[Data entries]
↓

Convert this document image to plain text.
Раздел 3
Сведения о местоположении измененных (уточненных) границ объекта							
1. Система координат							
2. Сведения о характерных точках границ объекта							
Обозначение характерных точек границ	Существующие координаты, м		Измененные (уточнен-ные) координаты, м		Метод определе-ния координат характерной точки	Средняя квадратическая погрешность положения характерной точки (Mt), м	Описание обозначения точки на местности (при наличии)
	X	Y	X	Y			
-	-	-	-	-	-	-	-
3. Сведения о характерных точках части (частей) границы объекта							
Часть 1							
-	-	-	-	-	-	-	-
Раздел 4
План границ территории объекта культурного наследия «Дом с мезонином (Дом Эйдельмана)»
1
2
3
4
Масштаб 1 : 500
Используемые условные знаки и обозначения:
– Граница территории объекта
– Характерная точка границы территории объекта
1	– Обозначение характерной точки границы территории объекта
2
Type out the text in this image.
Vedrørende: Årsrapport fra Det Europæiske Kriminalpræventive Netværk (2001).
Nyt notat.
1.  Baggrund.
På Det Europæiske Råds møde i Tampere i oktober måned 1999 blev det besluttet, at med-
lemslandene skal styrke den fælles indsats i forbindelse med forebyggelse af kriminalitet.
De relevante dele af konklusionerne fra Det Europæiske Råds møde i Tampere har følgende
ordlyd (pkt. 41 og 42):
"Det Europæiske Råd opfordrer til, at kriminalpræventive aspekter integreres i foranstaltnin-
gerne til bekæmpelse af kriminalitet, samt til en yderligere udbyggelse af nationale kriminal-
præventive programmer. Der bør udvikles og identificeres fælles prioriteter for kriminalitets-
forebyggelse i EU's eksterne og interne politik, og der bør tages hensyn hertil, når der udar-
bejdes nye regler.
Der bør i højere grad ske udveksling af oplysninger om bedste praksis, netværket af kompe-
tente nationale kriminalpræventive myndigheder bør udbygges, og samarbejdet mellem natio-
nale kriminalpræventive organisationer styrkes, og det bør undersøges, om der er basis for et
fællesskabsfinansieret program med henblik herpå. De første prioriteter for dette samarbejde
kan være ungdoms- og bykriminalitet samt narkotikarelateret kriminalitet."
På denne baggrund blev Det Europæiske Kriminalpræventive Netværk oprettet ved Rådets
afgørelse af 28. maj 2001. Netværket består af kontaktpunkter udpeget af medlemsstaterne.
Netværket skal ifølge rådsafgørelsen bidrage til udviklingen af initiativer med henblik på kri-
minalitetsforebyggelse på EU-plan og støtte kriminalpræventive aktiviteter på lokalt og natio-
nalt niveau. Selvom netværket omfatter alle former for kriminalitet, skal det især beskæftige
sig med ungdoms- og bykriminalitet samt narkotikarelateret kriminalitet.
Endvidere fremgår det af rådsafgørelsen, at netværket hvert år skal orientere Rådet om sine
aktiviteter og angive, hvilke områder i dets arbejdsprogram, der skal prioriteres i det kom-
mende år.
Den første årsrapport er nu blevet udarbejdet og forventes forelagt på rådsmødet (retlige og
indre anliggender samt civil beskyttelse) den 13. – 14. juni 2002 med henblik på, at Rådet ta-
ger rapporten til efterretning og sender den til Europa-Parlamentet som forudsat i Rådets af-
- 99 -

↑

→ What needs to be done
Write out every entry word for word.

→ The result
Convert this document image to plain text.
Раздел 3
Сведения о местоположении измененных (уточненных) границ объекта							
1. Система координат							
2. Сведения о характерных точках границ объекта							
Обозначение характерных точек границ	Существующие координаты, м		Измененные (уточнен-ные) координаты, м		Метод определе-ния координат характерной точки	Средняя квадратическая погрешность положения характерной точки (Mt), м	Описание обозначения точки на местности (при наличии)
	X	Y	X	Y			
-	-	-	-	-	-	-	-
3. Сведения о характерных точках части (частей) границы объекта							
Часть 1							
-	-	-	-	-	-	-	-
Раздел 4
План границ территории объекта культурного наследия «Дом с мезонином (Дом Эйдельмана)»
1
2
3
4
Масштаб 1 : 500
Используемые условные знаки и обозначения:
– Граница территории объекта
– Характерная точка границы территории объекта
1	– Обозначение характерной точки границы территории объекта
2
Type out the text in this image.
Vedrørende: Årsrapport fra Det Europæiske Kriminalpræventive Netværk (2001).
Nyt notat.
1.  Baggrund.
På Det Europæiske Råds møde i Tampere i oktober måned 1999 blev det besluttet, at med-
lemslandene skal styrke den fælles indsats i forbindelse med forebyggelse af kriminalitet.
De relevante dele af konklusionerne fra Det Europæiske Råds møde i Tampere har følgende
ordlyd (pkt. 41 og 42):
"Det Europæiske Råd opfordrer til, at kriminalpræventive aspekter integreres i foranstaltnin-
gerne til bekæmpelse af kriminalitet, samt til en yderligere udbyggelse af nationale kriminal-
præventive programmer. Der bør udvikles og identificeres fælles prioriteter for kriminalitets-
forebyggelse i EU's eksterne og interne politik, og der bør tages hensyn hertil, når der udar-
bejdes nye regler.
Der bør i højere grad ske udveksling af oplysninger om bedste praksis, netværket af kompe-
tente nationale kriminalpræventive myndigheder bør udbygges, og samarbejdet mellem natio-
nale kriminalpræventive organisationer styrkes, og det bør undersøges, om der er basis for et
fællesskabsfinansieret program med henblik herpå. De første prioriteter for dette samarbejde
kan være ungdoms- og bykriminalitet samt narkotikarelateret kriminalitet."
På denne baggrund blev Det Europæiske Kriminalpræventive Netværk oprettet ved Rådets
afgørelse af 28. maj 2001. Netværket består af kontaktpunkter udpeget af medlemsstaterne.
Netværket skal ifølge rådsafgørelsen bidrage til udviklingen af initiativer med henblik på kri-
minalitetsforebyggelse på EU-plan og støtte kriminalpræventive aktiviteter på lokalt og natio-
nalt niveau. Selvom netværket omfatter alle former for kriminalitet, skal det især beskæftige
sig med ungdoms- og bykriminalitet samt narkotikarelateret kriminalitet.
Endvidere fremgår det af rådsafgørelsen, at netværket hvert år skal orientere Rådet om sine
aktiviteter og angive, hvilke områder i dets arbejdsprogram, der skal prioriteres i det kom-
mende år.
Den første årsrapport er nu blevet udarbejdet og forventes forelagt på rådsmødet (retlige og
indre anliggender samt civil beskyttelse) den 13. – 14. juni 2002 med henblik på, at Rådet ta-
ger rapporten til efterretning og sender den til Europa-Parlamentet som forudsat i Rådets af-
- 99 -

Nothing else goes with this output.